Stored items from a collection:
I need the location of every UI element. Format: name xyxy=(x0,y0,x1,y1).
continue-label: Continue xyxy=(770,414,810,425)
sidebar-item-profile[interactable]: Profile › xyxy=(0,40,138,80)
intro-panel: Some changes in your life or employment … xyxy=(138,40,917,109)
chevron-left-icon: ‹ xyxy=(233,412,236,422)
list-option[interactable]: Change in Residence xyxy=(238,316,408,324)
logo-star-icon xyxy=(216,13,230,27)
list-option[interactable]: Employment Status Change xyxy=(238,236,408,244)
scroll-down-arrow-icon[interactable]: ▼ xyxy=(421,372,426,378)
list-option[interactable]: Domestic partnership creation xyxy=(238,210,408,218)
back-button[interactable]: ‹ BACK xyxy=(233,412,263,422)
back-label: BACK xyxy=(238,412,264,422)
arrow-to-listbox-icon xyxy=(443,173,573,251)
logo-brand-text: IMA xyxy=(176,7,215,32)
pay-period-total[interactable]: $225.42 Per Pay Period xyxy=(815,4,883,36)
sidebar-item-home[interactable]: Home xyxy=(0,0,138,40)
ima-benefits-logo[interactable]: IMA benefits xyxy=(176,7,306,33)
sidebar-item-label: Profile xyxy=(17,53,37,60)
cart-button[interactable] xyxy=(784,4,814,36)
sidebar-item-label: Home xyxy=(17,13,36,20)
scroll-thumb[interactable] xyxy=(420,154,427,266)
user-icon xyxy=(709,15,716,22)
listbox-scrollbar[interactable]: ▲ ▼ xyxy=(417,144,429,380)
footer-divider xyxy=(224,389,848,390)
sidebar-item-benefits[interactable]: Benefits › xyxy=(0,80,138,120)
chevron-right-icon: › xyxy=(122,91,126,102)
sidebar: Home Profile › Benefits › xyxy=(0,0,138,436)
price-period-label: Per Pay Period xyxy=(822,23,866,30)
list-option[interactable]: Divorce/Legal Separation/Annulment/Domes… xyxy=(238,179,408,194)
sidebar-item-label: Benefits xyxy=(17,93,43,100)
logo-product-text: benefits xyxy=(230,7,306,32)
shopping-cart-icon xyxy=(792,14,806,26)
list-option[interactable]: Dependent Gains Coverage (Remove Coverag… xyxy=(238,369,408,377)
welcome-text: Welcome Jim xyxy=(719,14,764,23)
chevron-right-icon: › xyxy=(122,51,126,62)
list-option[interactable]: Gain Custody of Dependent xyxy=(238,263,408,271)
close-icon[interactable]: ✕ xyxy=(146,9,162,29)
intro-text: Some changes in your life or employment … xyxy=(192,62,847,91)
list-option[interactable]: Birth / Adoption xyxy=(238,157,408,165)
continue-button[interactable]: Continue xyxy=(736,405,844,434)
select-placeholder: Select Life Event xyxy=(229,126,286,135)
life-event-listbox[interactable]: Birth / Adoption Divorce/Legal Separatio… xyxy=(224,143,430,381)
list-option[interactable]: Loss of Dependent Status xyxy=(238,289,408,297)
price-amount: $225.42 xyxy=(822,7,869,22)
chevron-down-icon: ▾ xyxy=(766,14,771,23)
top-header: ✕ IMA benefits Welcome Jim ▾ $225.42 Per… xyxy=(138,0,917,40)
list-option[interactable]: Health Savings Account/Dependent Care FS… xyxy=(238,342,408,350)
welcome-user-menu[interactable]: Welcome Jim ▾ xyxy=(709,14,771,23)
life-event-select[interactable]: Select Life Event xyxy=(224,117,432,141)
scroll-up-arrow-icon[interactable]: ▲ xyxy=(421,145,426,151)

- EXERCISE BRIEF -
Write out every line of the rows above exactly as they appear, leaving nothing out.

- RESPONSE TO THIS EXERCISE -
I need the location of every UI element. Format: name xyxy=(x0,y0,x1,y1).
continue-label: Continue xyxy=(770,414,810,425)
sidebar-item-profile[interactable]: Profile › xyxy=(0,40,138,80)
intro-panel: Some changes in your life or employment … xyxy=(138,40,917,109)
chevron-left-icon: ‹ xyxy=(233,412,236,422)
list-option[interactable]: Change in Residence xyxy=(238,316,408,324)
logo-star-icon xyxy=(216,13,230,27)
list-option[interactable]: Employment Status Change xyxy=(238,236,408,244)
scroll-down-arrow-icon[interactable]: ▼ xyxy=(421,372,426,378)
list-option[interactable]: Domestic partnership creation xyxy=(238,210,408,218)
back-button[interactable]: ‹ BACK xyxy=(233,412,263,422)
back-label: BACK xyxy=(238,412,264,422)
arrow-to-listbox-icon xyxy=(443,173,573,251)
logo-brand-text: IMA xyxy=(176,7,215,32)
pay-period-total[interactable]: $225.42 Per Pay Period xyxy=(815,4,883,36)
sidebar-item-home[interactable]: Home xyxy=(0,0,138,40)
ima-benefits-logo[interactable]: IMA benefits xyxy=(176,7,306,33)
sidebar-item-label: Profile xyxy=(17,53,37,60)
cart-button[interactable] xyxy=(784,4,814,36)
sidebar-item-label: Home xyxy=(17,13,36,20)
scroll-thumb[interactable] xyxy=(420,154,427,266)
user-icon xyxy=(709,15,716,22)
listbox-scrollbar[interactable]: ▲ ▼ xyxy=(417,144,429,380)
footer-divider xyxy=(224,389,848,390)
sidebar-item-benefits[interactable]: Benefits › xyxy=(0,80,138,120)
chevron-right-icon: › xyxy=(122,91,126,102)
sidebar: Home Profile › Benefits › xyxy=(0,0,138,436)
price-period-label: Per Pay Period xyxy=(822,23,866,30)
list-option[interactable]: Divorce/Legal Separation/Annulment/Domes… xyxy=(238,179,408,194)
sidebar-item-label: Benefits xyxy=(17,93,43,100)
logo-product-text: benefits xyxy=(230,7,306,32)
shopping-cart-icon xyxy=(792,14,806,26)
list-option[interactable]: Dependent Gains Coverage (Remove Coverag… xyxy=(238,369,408,377)
welcome-text: Welcome Jim xyxy=(719,14,764,23)
chevron-right-icon: › xyxy=(122,51,126,62)
list-option[interactable]: Gain Custody of Dependent xyxy=(238,263,408,271)
close-icon[interactable]: ✕ xyxy=(146,9,162,29)
intro-text: Some changes in your life or employment … xyxy=(192,62,847,91)
list-option[interactable]: Birth / Adoption xyxy=(238,157,408,165)
continue-button[interactable]: Continue xyxy=(736,405,844,434)
select-placeholder: Select Life Event xyxy=(229,126,286,135)
life-event-listbox[interactable]: Birth / Adoption Divorce/Legal Separatio… xyxy=(224,143,430,381)
list-option[interactable]: Loss of Dependent Status xyxy=(238,289,408,297)
price-amount: $225.42 xyxy=(822,7,869,22)
chevron-down-icon: ▾ xyxy=(766,14,771,23)
top-header: ✕ IMA benefits Welcome Jim ▾ $225.42 Per… xyxy=(138,0,917,40)
list-option[interactable]: Health Savings Account/Dependent Care FS… xyxy=(238,342,408,350)
welcome-user-menu[interactable]: Welcome Jim ▾ xyxy=(709,14,771,23)
life-event-select[interactable]: Select Life Event xyxy=(224,117,432,141)
scroll-up-arrow-icon[interactable]: ▲ xyxy=(421,145,426,151)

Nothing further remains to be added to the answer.